§ **Extract**:
Defense counsel argued that the prosecutor's reason for removing veniremember Turner was not race-neutral because "[i]f they were opposed to the death penalty at the time that we did the voir dire of the panel, he should have made a motion for cause at that time." R. 771. We reject that argument. "Although a juror's reservations about the death penalty may not be sufficient for a challenge for cause, his view may constitute a reasonable explanation for the exercise of a peremptory strike. See Fisher v. State, 587 So.2d 1027 (Ala.Crim.App.), cert. denied, 587 So.2d 1039 (Ala.1991)[, cert. denied, 503 U.S. 941, 112 S.Ct. 1486, 117 L.Ed.2d 628 (1992) ]." Johnson v. State, 620 So.2d 679, 696 (Ala.Cr.App.1992), reversed on other grounds, 620 So.2d 709 (Ala.1993), on remand, 620 So.2d 714 (Ala.Cr.App.), cert. denied, 510 U.S. 905, 114 S.Ct. 285, 126 L.Ed.2d 235 (1993).

§ **What you should do**: In the court opinion excerpt, what did defense counsel say the prosecutor should have done during voir dire if the veniremembers opposed the death penalty? This material is not needed.

(Labeled region entries)
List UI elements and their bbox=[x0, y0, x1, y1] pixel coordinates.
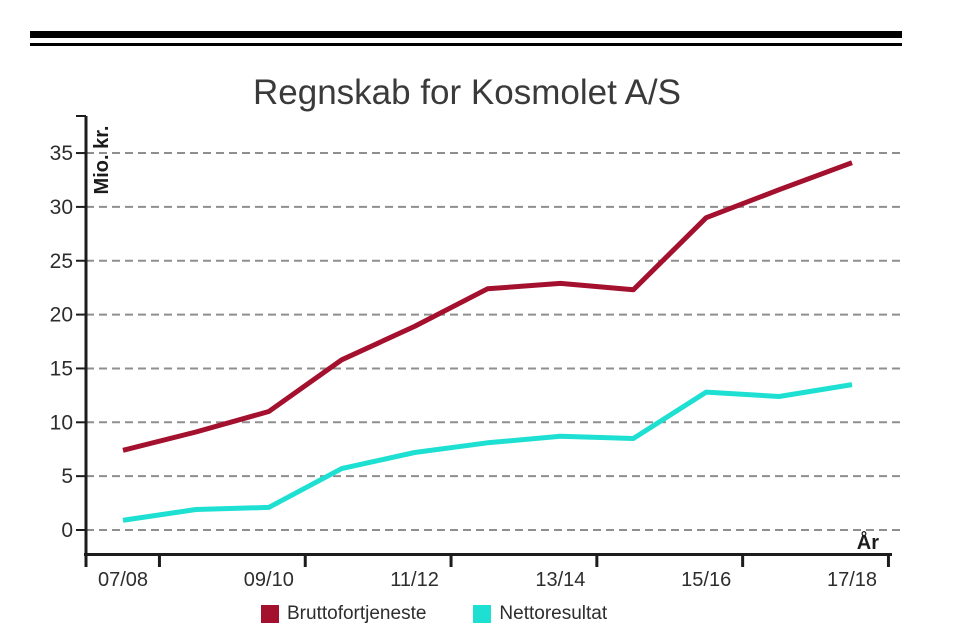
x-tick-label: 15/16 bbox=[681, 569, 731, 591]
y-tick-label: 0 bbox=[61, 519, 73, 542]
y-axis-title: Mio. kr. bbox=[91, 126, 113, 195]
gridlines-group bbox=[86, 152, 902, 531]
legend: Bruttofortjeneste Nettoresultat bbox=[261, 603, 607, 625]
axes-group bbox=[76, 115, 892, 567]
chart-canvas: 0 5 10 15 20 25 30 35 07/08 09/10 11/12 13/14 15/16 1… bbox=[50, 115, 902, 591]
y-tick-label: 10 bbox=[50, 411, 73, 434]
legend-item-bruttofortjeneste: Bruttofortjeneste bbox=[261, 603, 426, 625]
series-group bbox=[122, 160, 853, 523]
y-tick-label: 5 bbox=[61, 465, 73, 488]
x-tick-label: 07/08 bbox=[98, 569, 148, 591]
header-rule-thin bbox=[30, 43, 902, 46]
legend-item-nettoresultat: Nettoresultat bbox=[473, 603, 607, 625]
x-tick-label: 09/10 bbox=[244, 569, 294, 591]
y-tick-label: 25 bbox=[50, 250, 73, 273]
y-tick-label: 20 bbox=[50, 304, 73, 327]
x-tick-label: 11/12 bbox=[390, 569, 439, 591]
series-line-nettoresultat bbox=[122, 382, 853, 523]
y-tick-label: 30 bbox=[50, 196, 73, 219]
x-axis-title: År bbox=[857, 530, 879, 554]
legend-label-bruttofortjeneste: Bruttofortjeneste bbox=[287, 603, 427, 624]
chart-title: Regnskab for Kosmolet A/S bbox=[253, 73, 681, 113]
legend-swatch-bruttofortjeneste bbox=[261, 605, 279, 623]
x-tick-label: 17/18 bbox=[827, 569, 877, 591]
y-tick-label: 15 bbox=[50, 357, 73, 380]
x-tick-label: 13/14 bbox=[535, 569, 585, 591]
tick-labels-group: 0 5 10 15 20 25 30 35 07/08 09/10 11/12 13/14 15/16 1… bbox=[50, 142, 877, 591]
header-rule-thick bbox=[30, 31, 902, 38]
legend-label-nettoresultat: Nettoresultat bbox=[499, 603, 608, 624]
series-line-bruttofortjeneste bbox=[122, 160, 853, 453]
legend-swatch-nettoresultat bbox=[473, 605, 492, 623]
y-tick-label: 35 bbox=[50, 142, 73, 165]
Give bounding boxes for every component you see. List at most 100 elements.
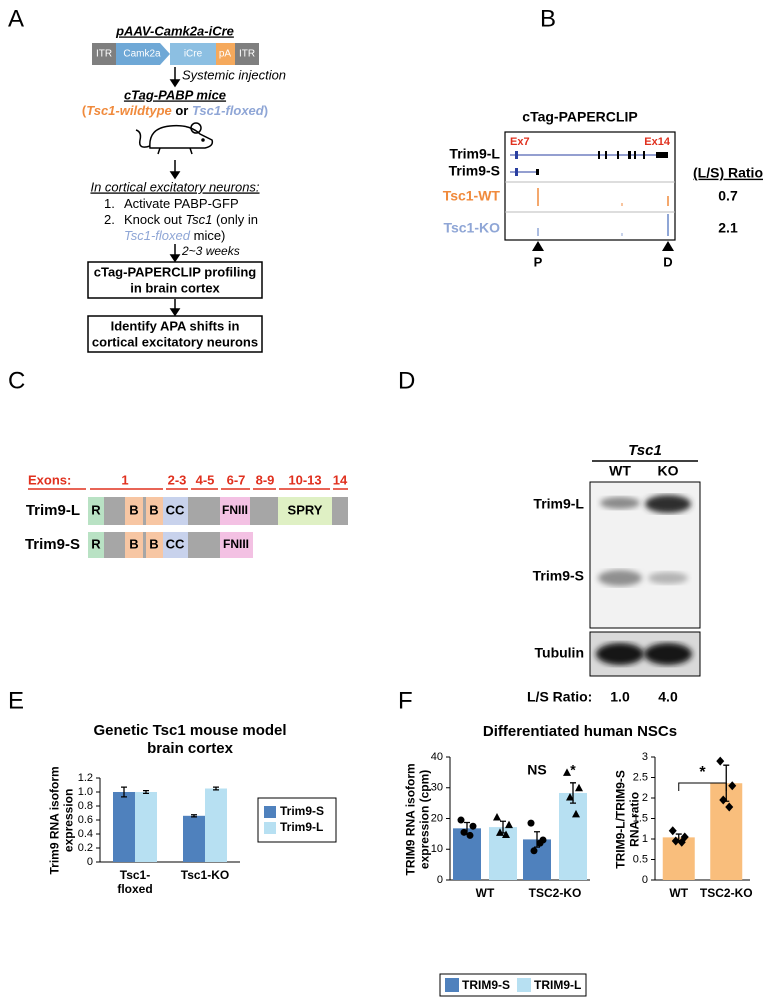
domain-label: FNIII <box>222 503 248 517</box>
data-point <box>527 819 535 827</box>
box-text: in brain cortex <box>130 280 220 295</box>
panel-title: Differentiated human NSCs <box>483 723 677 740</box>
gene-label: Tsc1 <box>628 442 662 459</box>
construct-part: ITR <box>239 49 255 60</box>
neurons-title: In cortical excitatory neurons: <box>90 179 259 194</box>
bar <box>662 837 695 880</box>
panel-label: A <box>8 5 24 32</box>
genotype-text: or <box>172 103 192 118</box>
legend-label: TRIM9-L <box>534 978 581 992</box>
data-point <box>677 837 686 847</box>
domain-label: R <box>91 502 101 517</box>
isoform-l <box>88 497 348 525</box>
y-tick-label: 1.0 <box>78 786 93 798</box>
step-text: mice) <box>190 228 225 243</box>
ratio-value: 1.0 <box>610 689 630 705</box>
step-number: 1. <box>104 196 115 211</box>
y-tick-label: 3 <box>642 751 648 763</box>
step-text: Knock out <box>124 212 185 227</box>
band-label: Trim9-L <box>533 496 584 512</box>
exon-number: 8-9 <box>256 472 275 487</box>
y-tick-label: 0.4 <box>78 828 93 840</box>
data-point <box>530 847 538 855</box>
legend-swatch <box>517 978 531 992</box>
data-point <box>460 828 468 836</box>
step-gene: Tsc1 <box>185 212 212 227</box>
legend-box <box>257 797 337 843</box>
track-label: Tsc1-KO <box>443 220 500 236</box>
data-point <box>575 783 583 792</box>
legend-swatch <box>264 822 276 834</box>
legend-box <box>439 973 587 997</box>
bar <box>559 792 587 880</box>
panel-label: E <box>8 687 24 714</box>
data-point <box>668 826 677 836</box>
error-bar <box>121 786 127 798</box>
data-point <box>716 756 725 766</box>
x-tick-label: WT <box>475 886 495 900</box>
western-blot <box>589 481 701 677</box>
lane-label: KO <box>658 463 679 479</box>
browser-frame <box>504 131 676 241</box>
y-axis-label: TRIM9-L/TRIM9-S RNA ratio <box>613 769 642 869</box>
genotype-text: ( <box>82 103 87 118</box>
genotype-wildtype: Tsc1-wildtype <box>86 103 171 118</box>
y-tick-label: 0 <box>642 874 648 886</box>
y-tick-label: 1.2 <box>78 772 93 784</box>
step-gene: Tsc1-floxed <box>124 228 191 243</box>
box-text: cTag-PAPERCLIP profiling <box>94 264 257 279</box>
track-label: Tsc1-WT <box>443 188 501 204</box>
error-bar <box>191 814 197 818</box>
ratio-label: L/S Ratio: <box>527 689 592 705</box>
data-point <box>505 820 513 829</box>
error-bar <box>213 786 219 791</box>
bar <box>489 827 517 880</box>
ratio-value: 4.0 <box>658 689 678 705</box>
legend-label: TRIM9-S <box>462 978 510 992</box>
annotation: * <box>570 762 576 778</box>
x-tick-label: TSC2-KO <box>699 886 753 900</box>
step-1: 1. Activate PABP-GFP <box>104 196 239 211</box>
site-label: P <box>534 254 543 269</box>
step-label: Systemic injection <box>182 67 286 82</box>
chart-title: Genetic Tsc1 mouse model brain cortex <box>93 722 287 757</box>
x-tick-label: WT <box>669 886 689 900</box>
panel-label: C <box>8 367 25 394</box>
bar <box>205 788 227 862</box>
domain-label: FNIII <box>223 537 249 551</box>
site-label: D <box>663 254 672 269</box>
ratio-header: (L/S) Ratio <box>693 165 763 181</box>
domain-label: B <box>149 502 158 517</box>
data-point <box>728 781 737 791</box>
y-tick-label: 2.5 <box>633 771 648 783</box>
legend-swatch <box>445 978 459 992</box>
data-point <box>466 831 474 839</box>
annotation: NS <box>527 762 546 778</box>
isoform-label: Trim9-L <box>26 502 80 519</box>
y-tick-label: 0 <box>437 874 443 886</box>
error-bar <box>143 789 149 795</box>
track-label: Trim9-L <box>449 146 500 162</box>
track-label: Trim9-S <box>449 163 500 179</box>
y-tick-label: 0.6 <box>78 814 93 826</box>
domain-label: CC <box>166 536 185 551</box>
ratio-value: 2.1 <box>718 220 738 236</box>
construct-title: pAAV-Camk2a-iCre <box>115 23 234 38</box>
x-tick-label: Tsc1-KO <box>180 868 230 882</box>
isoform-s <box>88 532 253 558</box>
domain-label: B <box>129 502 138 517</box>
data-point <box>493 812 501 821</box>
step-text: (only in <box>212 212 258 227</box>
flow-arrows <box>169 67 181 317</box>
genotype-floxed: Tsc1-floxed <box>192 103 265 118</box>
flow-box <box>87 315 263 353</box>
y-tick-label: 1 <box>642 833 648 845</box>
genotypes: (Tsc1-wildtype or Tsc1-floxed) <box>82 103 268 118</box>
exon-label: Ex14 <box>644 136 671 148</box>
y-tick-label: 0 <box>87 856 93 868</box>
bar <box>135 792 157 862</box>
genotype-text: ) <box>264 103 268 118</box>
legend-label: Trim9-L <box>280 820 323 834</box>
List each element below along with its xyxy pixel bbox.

§ **Response to this task**: He should have made a motion for cause at that time.